# PROVIDED RECORDS
#####
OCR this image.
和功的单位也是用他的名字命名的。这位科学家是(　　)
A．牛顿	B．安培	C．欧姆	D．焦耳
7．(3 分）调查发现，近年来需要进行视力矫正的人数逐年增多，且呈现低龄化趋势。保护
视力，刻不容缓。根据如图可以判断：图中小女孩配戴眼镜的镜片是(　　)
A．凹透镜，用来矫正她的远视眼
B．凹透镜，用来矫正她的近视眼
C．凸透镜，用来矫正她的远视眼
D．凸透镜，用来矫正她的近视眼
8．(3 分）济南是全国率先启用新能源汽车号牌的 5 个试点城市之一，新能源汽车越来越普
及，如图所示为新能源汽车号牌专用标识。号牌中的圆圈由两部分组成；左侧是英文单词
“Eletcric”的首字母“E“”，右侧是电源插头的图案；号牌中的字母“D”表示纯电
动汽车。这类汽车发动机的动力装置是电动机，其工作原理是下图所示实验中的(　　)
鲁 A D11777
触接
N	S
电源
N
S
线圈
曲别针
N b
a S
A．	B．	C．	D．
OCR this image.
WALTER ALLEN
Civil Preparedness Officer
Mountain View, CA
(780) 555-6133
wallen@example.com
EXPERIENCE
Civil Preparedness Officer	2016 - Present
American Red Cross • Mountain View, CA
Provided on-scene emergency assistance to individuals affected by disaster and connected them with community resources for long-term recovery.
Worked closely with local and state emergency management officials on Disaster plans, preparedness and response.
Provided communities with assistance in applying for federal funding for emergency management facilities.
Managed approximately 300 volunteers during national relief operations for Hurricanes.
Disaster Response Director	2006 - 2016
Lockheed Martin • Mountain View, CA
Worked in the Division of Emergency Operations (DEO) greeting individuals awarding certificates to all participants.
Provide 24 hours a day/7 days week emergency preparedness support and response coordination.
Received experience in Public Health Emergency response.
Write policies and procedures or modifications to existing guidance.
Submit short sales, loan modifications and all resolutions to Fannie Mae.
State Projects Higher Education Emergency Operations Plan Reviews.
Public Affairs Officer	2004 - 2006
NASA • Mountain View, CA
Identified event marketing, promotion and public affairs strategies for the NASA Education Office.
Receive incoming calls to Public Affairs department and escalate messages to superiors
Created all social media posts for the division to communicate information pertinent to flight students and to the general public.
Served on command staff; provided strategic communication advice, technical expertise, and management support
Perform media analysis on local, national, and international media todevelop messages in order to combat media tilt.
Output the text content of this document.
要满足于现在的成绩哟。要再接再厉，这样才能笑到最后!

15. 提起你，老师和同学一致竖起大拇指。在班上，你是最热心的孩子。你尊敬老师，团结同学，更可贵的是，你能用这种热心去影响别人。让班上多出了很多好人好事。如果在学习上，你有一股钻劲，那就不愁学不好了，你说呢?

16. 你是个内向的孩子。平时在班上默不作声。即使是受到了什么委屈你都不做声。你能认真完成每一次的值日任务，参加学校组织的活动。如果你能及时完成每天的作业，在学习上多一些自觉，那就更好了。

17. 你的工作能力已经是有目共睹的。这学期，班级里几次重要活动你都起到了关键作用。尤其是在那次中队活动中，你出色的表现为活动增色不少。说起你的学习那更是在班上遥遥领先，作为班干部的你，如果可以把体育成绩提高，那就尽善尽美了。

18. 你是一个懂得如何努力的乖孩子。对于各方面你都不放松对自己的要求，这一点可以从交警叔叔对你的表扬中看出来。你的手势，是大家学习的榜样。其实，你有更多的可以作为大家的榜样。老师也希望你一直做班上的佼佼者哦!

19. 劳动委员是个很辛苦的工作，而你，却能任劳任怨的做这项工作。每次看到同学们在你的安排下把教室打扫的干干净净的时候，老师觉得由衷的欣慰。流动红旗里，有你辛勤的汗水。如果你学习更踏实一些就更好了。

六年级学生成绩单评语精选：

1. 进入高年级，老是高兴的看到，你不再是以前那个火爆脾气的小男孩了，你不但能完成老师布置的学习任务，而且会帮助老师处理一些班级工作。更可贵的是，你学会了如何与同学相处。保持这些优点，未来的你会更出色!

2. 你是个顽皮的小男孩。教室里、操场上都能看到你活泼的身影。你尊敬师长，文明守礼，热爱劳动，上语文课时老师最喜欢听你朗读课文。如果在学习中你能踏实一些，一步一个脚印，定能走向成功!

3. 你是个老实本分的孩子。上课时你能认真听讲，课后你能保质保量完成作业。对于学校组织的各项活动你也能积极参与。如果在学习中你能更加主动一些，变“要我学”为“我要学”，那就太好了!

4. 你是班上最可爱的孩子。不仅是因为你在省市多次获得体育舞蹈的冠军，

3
#####
# WORK TO BE COMPLETED
Which lines of the data include "support"? Copy each of them.

# FINISHED EXERCISE
Provide 24 hours a day/7 days week emergency preparedness support and response coordination.
Served on command staff; provided strategic communication advice, technical expertise, and management support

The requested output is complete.